(Saved entries)
╭──
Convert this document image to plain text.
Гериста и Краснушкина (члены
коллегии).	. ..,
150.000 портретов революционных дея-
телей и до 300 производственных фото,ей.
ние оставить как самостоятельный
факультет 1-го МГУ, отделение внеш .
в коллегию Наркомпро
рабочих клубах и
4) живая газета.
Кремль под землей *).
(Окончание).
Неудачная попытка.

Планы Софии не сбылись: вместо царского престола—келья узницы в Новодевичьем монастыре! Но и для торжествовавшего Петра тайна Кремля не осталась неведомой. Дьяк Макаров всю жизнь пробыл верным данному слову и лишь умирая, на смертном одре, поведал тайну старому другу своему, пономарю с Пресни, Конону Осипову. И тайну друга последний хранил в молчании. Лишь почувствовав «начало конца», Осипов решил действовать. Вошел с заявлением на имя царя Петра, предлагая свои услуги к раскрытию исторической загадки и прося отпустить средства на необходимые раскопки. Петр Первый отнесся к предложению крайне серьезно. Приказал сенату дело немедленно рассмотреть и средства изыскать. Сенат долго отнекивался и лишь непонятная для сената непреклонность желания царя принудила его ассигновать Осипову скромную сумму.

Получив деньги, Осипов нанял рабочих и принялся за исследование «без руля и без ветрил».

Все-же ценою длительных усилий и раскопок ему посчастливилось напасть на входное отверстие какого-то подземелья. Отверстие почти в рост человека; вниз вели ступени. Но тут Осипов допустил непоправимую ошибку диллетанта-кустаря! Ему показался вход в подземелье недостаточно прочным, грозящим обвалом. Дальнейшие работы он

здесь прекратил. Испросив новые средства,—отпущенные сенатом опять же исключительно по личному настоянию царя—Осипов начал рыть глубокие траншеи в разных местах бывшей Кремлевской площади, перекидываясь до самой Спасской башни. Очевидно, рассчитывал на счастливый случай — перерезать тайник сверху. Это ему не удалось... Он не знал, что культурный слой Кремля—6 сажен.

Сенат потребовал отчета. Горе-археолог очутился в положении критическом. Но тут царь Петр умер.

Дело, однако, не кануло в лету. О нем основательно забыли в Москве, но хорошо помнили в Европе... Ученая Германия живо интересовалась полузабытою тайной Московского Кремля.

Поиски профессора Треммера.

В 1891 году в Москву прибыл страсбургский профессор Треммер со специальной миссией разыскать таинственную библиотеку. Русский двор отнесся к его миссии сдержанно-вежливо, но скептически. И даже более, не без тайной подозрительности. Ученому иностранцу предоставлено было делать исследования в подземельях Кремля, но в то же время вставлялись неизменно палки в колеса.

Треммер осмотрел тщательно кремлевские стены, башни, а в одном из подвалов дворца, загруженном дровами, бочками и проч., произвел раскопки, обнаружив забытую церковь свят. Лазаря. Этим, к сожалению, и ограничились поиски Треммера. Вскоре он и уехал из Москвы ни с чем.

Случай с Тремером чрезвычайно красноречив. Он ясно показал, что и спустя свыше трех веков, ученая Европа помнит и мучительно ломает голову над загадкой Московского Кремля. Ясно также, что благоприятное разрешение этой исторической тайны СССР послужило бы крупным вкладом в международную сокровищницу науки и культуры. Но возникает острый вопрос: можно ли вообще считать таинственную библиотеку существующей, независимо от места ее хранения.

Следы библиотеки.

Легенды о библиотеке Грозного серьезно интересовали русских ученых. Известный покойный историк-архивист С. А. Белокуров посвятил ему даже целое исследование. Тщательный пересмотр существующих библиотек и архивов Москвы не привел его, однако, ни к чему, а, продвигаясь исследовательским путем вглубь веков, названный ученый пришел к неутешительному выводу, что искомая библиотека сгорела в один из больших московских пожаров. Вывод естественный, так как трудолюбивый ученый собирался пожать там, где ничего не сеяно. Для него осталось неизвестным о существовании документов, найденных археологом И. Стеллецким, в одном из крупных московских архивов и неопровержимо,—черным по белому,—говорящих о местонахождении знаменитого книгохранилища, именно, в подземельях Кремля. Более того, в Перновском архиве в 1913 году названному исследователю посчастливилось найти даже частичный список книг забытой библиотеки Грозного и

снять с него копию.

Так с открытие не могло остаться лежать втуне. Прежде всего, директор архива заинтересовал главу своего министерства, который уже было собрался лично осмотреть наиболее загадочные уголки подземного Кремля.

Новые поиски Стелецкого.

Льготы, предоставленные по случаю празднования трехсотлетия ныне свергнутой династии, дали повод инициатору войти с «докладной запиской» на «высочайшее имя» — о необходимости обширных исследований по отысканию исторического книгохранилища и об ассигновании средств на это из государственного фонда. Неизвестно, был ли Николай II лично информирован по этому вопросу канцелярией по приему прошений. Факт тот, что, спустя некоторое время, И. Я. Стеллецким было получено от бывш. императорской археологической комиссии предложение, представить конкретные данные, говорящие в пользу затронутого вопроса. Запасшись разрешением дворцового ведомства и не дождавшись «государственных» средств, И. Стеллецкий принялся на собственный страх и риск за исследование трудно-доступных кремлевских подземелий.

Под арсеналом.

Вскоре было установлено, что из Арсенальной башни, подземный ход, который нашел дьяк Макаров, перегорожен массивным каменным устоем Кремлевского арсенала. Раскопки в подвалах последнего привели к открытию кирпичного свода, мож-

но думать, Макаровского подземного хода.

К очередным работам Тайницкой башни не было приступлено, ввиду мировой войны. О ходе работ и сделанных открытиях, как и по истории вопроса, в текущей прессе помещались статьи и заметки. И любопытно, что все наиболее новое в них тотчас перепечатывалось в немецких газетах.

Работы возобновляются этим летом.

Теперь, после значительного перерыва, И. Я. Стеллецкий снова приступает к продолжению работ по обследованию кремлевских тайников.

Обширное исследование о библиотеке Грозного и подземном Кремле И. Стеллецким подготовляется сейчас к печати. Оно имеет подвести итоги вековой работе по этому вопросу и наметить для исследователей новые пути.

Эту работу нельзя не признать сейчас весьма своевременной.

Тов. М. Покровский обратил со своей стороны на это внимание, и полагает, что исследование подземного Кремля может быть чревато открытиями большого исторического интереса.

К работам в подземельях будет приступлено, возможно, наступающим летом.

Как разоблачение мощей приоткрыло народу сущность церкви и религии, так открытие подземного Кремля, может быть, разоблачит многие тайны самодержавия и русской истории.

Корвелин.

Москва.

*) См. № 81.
╰──
Within the material above, find the lines that contain the word "Треммера"; copy them.

Поиски профессора Треммера.
Треммер осмотрел тщательно кремлевские стены, башни, а в одном из подвалов дворца, загруженном дровами, бочками и проч., произвел раскопки, обнаружив забытую церковь свят. Лазаря. Этим, к сожалению, и ограничились поиски Треммера. Вскоре он и уехал из Москвы ни с чем.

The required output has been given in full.